## begin Source data

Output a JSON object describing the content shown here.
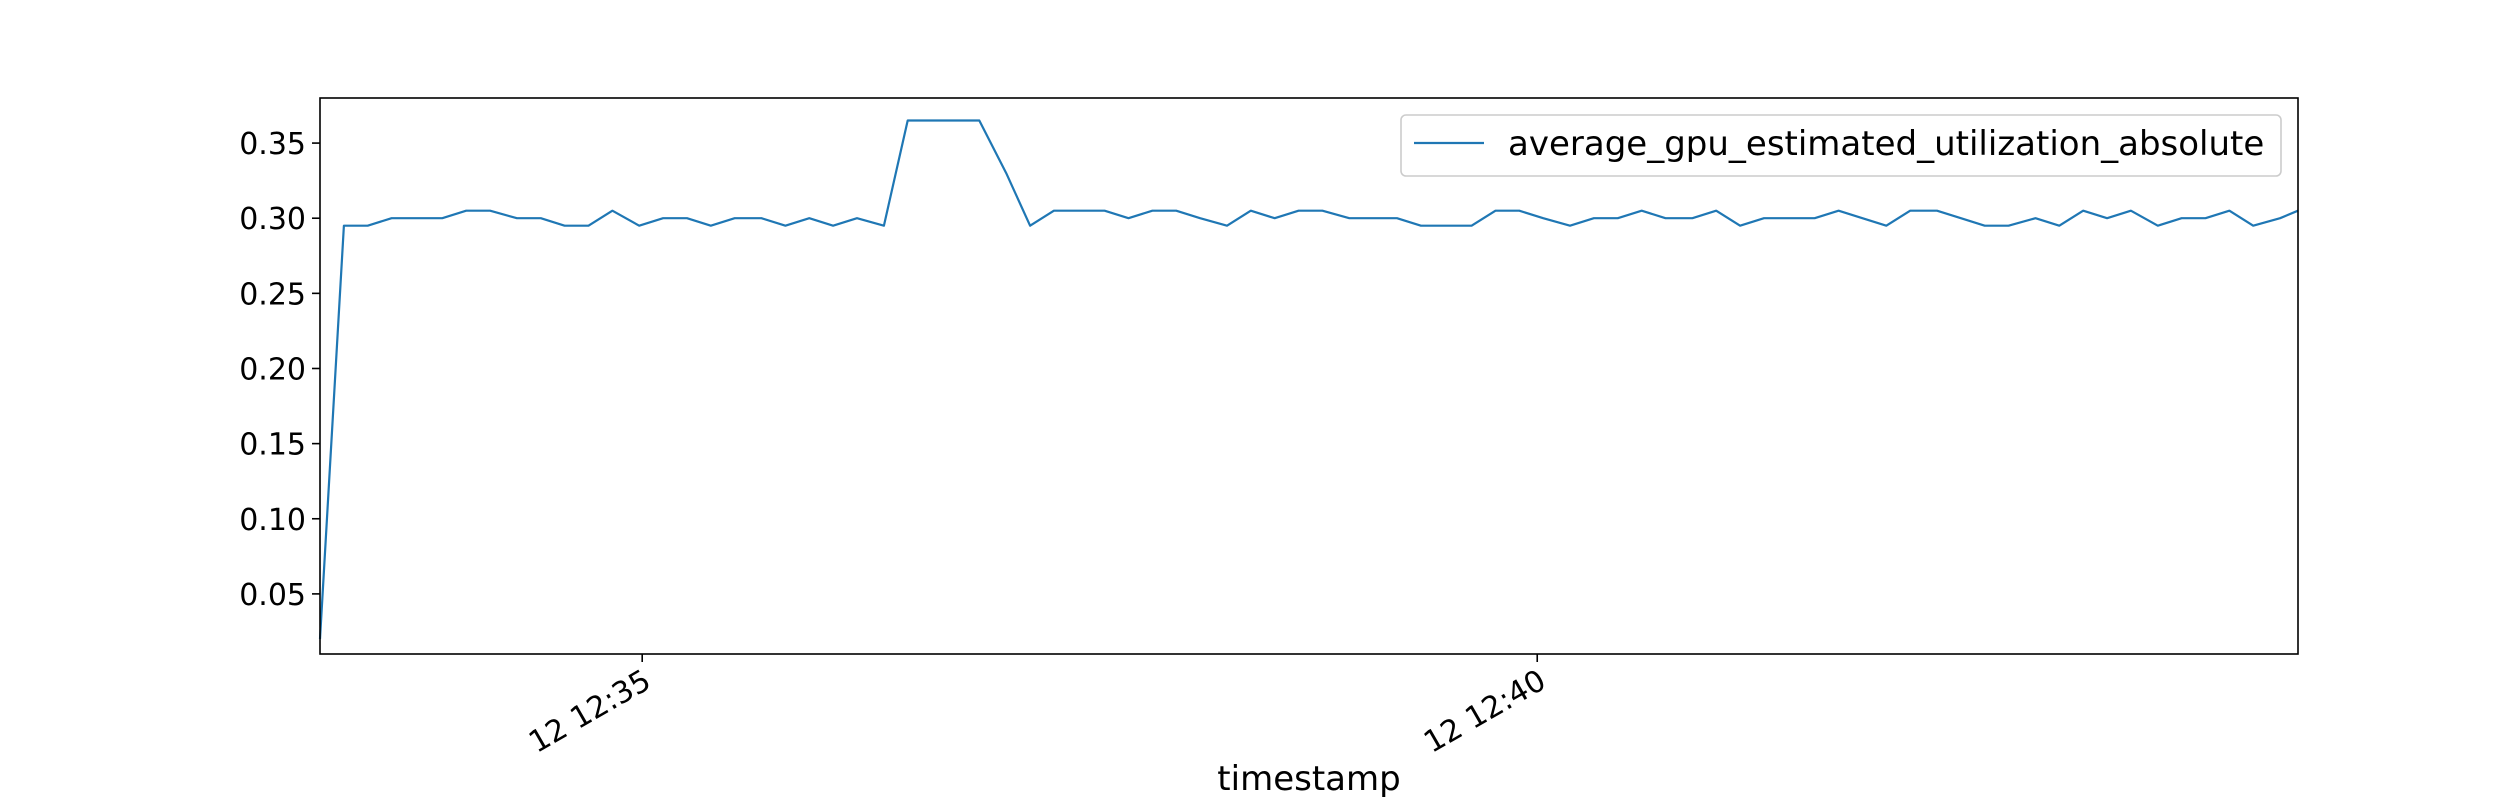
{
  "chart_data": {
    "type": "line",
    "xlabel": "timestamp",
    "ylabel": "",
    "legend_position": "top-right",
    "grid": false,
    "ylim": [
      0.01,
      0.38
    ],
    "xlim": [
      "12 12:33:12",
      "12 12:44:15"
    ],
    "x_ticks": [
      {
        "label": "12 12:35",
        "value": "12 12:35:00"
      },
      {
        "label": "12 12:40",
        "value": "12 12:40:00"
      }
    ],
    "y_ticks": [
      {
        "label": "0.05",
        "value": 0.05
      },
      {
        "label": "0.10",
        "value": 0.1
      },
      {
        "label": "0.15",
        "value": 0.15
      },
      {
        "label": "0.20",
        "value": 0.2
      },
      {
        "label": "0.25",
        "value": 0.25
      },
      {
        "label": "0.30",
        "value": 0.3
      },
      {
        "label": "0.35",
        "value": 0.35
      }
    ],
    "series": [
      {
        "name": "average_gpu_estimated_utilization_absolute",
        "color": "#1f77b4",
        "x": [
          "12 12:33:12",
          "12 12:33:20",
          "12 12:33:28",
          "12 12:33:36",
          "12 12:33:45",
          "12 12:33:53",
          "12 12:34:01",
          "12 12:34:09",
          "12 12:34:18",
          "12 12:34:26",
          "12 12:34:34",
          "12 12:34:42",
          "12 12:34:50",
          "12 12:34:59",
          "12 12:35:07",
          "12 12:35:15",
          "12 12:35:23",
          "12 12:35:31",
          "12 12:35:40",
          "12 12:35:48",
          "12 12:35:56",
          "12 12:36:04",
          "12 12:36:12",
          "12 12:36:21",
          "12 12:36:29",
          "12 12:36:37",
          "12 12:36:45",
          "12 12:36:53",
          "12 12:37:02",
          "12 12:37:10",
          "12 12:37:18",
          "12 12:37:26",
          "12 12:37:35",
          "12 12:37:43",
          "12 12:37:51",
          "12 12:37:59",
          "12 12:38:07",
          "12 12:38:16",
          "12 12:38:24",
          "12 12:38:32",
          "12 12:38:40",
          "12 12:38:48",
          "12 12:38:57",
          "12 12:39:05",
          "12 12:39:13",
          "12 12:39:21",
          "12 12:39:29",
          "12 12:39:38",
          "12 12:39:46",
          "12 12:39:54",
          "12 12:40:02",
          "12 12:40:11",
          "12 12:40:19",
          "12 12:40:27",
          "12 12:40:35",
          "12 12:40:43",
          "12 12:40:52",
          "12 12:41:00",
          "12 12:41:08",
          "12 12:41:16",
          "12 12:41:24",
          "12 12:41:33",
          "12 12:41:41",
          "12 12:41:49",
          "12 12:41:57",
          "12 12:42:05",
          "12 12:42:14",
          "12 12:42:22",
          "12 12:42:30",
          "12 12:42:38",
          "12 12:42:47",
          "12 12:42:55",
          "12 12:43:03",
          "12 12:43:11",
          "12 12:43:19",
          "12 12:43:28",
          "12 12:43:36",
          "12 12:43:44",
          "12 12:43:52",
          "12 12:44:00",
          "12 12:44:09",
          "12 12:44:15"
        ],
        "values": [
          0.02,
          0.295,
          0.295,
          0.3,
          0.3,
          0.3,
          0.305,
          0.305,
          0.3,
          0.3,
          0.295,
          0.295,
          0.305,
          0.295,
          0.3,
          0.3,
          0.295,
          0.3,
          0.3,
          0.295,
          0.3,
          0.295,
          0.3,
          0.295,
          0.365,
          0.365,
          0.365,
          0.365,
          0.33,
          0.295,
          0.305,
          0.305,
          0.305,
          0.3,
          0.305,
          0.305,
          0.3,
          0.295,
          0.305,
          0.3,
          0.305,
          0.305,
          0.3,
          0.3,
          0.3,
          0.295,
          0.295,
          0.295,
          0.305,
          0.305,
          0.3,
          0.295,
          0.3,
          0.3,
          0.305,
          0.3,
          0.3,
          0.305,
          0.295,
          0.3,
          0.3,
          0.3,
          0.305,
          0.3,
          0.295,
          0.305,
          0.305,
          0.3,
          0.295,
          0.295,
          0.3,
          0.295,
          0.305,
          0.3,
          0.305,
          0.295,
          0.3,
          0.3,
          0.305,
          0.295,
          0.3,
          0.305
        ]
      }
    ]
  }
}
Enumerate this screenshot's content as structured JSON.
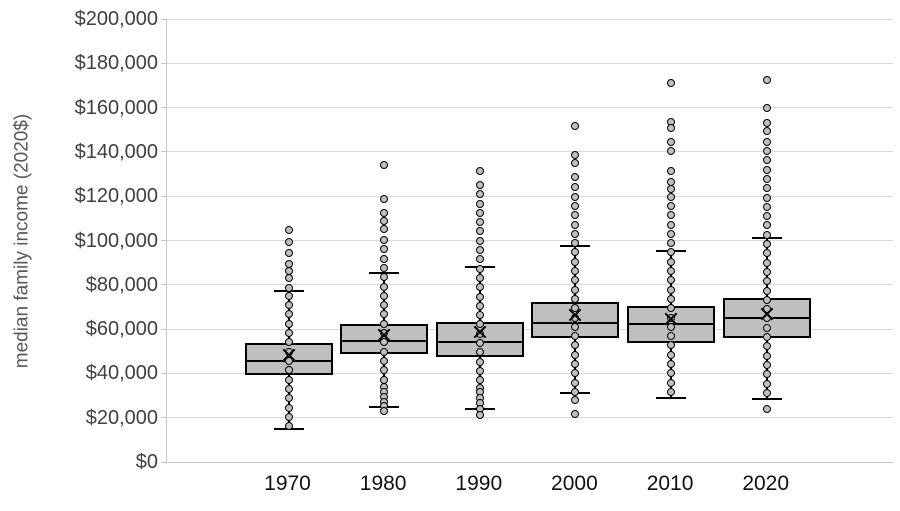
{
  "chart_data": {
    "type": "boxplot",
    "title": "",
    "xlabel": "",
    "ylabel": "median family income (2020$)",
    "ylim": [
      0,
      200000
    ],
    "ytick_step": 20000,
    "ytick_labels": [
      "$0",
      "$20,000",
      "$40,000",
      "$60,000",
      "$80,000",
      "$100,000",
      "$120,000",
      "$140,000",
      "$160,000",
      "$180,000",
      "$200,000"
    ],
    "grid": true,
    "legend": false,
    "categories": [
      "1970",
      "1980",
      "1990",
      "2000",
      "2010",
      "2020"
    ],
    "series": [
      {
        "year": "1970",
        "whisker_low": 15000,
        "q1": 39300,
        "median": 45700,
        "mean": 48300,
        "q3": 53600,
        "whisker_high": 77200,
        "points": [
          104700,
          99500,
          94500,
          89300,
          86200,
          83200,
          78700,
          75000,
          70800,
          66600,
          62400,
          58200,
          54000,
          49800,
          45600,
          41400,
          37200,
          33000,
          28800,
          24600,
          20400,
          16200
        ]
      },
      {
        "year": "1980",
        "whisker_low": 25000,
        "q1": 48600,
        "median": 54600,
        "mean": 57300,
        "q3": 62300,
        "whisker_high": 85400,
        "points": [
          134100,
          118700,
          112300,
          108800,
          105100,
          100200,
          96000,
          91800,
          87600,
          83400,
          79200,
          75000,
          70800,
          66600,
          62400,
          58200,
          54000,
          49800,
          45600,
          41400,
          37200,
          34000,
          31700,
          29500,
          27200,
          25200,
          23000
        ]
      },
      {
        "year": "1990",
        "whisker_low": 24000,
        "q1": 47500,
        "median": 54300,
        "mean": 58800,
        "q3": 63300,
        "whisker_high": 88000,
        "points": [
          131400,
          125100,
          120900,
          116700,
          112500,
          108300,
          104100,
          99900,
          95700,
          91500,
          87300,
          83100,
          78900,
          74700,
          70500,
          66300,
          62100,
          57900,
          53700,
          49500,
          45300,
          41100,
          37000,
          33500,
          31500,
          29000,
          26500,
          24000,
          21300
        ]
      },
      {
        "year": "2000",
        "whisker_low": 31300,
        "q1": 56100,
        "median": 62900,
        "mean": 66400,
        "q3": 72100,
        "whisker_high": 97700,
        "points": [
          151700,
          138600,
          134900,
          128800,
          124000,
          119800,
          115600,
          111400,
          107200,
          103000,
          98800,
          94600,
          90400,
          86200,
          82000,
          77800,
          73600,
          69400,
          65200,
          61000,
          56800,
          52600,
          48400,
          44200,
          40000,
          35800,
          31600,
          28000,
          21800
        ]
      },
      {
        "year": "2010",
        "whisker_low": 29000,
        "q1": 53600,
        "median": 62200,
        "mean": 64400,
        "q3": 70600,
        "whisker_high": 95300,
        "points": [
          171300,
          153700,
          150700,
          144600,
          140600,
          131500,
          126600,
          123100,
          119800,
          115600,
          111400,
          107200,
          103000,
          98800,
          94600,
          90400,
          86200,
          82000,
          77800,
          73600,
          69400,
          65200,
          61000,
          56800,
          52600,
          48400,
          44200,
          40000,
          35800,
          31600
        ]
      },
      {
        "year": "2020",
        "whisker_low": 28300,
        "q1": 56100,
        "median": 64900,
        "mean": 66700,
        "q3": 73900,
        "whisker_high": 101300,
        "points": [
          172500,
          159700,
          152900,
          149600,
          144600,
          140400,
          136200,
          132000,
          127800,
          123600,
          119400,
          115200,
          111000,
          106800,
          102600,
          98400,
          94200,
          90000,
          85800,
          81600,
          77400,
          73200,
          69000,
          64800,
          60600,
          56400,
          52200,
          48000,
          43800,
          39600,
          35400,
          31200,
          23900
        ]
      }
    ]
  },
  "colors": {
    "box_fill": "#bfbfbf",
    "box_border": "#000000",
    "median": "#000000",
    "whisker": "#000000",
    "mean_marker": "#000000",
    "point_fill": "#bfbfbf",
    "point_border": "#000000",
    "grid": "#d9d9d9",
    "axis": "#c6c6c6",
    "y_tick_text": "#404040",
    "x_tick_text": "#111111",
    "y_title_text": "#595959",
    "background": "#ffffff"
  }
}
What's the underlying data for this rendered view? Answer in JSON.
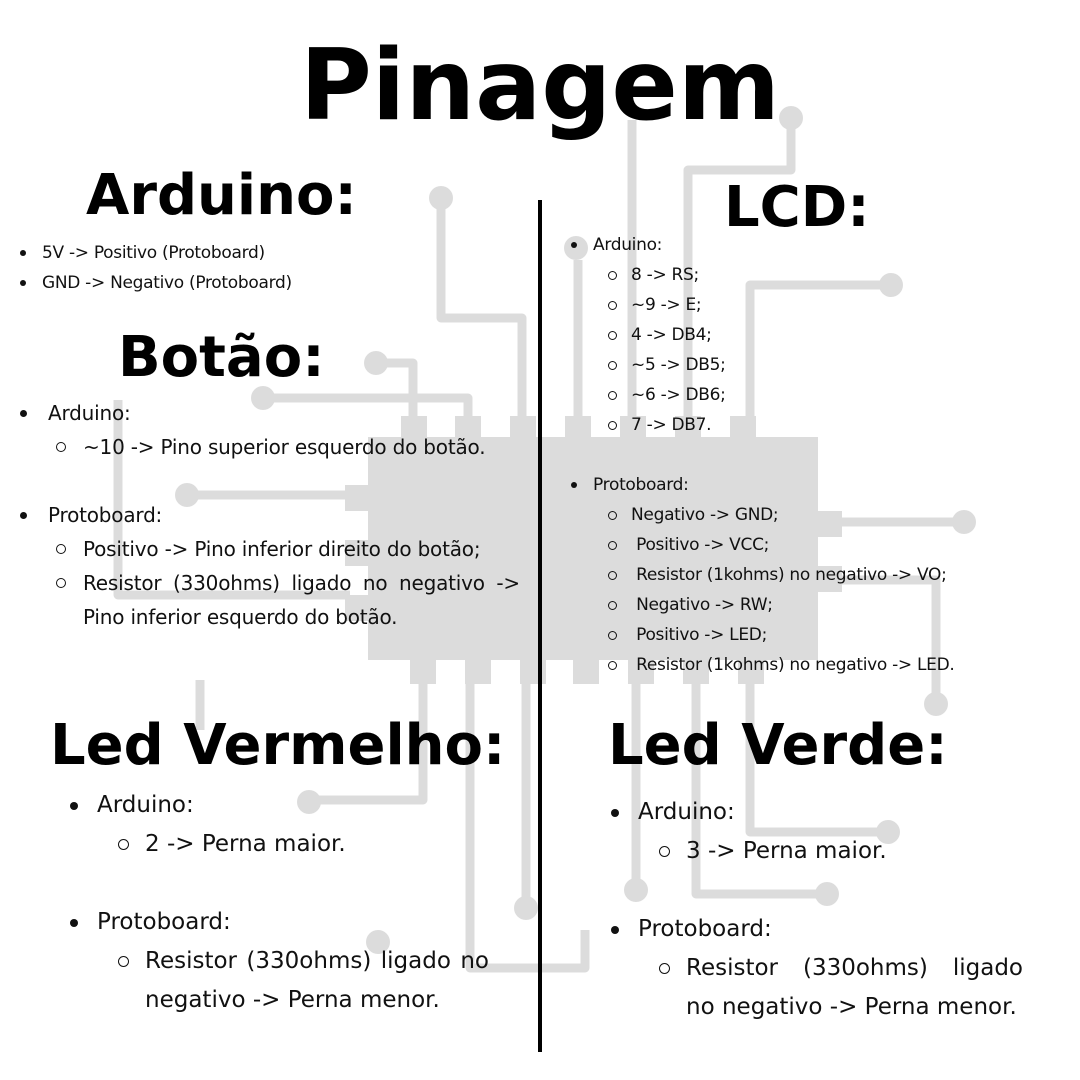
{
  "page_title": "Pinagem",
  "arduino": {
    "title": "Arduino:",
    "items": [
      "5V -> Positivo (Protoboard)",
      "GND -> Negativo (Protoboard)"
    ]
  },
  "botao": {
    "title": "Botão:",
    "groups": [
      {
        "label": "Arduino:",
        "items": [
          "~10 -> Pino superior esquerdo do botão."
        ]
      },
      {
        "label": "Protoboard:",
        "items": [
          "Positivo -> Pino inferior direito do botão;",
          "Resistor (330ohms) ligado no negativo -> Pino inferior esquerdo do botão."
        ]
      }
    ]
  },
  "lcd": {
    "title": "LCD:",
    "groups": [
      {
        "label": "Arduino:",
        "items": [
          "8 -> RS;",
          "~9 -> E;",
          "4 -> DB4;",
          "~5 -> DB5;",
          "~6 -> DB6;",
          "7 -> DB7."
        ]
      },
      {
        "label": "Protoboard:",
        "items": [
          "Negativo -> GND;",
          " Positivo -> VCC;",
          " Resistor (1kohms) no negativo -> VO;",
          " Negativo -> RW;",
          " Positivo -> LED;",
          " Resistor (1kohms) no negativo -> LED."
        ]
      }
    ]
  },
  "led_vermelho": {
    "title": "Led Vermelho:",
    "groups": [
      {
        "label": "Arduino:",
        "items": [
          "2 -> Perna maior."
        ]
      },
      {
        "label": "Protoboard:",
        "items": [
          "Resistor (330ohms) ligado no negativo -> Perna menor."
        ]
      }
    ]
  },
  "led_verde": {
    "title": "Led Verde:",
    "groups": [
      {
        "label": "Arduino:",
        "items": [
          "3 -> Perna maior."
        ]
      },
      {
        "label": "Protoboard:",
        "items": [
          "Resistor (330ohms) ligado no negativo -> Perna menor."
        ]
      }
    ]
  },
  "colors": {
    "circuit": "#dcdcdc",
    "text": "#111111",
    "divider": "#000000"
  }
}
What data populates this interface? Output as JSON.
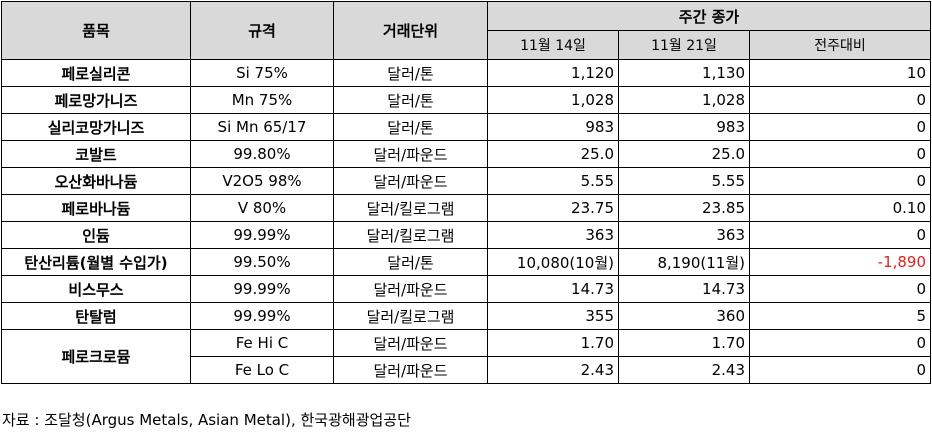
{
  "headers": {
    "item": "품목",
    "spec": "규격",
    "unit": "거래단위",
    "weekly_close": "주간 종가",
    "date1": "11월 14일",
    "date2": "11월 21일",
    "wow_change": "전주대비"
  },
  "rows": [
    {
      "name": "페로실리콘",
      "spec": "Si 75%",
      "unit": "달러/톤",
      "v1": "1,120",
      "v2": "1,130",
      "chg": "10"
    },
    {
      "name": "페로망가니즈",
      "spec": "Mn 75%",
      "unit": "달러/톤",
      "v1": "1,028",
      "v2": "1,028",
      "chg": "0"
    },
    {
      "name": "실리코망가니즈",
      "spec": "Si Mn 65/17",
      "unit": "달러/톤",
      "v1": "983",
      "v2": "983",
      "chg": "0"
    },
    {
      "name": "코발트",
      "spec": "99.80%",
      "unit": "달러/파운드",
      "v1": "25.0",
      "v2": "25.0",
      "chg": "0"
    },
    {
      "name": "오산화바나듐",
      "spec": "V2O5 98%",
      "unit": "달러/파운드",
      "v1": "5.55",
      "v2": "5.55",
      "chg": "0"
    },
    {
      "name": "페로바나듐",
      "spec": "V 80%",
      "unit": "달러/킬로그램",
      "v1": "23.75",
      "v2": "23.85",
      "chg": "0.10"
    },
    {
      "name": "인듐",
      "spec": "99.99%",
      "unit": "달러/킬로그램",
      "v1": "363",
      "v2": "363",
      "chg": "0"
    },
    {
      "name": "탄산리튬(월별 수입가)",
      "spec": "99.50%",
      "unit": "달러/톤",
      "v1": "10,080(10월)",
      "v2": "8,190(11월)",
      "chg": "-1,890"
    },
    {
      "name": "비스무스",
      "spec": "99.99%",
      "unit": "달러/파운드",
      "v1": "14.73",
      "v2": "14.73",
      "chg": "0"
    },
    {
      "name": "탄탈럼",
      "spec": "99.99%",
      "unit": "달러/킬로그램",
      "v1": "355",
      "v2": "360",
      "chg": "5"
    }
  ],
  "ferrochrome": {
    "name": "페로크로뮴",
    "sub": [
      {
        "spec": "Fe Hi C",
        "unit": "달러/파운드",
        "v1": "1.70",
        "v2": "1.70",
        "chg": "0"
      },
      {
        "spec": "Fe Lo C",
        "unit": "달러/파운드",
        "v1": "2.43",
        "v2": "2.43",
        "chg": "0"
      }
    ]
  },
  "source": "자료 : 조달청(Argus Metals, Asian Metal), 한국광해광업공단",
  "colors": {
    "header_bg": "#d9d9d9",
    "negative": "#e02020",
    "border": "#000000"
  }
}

## end Source data

**What needs to be done**
Write out every line of the listing that holds the word "Pino".

**Output of the exercise**
          "~10 -> Pino superior esquerdo do botão."
          "Positivo -> Pino inferior direito do botão;",
          "Resistor (330ohms) ligado no negativo -> Pino inferior esquerdo do botão."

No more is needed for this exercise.